» **Description of the task**: Below are the records. List every line holding the word "TradingView".

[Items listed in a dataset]
** Start **
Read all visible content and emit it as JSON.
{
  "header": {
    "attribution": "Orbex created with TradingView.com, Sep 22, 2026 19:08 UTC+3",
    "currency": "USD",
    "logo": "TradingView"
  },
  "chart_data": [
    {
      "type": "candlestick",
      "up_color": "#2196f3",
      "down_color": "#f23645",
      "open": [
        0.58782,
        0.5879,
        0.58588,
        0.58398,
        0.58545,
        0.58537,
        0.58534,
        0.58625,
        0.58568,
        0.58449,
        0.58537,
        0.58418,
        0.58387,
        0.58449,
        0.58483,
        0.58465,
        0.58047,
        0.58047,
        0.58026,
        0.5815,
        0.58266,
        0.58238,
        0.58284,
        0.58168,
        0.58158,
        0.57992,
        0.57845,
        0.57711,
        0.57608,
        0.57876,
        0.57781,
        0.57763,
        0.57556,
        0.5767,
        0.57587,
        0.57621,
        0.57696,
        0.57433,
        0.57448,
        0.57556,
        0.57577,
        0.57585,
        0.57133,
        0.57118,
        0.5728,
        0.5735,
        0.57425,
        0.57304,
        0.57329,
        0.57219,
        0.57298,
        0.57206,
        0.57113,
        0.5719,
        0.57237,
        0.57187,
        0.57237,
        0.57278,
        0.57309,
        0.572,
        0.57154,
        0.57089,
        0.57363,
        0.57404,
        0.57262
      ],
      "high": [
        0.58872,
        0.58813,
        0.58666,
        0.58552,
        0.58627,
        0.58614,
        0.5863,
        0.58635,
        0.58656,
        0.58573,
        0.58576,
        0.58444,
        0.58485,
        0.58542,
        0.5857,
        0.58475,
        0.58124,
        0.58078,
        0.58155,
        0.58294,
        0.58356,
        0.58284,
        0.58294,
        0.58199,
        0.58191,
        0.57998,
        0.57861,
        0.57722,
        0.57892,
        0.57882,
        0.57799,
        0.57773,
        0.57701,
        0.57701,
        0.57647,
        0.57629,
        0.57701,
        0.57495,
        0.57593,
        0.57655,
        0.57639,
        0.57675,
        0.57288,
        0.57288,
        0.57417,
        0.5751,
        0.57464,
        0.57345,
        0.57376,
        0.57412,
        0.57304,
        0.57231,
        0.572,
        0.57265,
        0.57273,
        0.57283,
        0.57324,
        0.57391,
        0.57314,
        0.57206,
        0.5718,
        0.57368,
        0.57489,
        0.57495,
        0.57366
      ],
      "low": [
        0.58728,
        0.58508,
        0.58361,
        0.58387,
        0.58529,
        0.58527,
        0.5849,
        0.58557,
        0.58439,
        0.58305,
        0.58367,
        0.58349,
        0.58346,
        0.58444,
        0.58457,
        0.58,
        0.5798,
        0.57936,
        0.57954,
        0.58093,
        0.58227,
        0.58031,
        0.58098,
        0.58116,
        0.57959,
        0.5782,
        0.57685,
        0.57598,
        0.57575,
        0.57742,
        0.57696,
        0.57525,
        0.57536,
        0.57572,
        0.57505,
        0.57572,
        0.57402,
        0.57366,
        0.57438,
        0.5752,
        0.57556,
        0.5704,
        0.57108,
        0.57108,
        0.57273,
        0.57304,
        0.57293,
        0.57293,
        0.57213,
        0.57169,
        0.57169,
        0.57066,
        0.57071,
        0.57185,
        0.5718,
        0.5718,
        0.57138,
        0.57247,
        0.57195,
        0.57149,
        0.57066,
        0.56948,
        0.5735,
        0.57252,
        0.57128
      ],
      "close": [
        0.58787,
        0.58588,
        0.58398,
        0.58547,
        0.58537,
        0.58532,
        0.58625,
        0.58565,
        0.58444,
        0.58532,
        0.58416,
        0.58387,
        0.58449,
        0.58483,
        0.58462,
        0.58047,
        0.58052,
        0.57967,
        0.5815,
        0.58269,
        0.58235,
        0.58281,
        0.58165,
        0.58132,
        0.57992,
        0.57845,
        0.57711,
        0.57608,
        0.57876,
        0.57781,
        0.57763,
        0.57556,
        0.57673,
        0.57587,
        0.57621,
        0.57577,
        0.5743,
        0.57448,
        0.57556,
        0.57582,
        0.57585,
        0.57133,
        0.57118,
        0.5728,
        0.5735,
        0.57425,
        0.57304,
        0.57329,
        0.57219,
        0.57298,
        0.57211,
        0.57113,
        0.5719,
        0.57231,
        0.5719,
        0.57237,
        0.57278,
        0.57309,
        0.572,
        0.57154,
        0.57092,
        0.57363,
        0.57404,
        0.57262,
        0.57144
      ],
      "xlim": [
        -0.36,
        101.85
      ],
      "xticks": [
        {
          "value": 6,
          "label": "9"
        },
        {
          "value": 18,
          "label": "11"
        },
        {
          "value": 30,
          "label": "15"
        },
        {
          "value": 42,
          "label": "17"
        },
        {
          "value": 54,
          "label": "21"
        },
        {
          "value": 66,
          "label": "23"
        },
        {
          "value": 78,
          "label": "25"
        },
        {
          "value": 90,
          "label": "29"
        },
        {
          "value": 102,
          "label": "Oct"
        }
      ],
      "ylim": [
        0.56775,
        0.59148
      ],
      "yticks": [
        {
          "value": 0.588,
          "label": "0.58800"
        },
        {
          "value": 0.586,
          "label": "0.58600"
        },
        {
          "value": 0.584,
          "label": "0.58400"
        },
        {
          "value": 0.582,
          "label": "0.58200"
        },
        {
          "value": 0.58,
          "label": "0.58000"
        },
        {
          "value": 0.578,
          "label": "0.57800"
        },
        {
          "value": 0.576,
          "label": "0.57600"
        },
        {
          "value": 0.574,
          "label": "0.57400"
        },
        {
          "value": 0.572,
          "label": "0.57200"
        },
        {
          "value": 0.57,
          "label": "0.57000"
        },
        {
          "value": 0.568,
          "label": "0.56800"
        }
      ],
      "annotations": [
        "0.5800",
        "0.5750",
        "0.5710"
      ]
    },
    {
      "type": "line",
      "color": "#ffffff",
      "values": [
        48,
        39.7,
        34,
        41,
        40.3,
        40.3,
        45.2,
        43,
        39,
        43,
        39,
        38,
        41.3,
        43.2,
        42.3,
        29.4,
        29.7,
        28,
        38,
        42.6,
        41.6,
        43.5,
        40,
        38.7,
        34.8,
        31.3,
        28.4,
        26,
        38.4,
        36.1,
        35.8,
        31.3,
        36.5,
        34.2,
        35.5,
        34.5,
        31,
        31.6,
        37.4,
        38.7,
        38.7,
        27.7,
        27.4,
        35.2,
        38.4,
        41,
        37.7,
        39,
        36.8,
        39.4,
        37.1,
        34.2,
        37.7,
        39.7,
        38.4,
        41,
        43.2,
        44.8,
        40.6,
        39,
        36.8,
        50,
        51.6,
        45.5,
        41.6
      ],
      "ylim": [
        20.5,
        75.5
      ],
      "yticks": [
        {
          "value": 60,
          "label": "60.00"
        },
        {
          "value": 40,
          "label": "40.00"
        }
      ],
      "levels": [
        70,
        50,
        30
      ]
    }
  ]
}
** End **
» **Full answer**:
    "attribution": "Orbex created with TradingView.com, Sep 22, 2026 19:08 UTC+3",
    "logo": "TradingView"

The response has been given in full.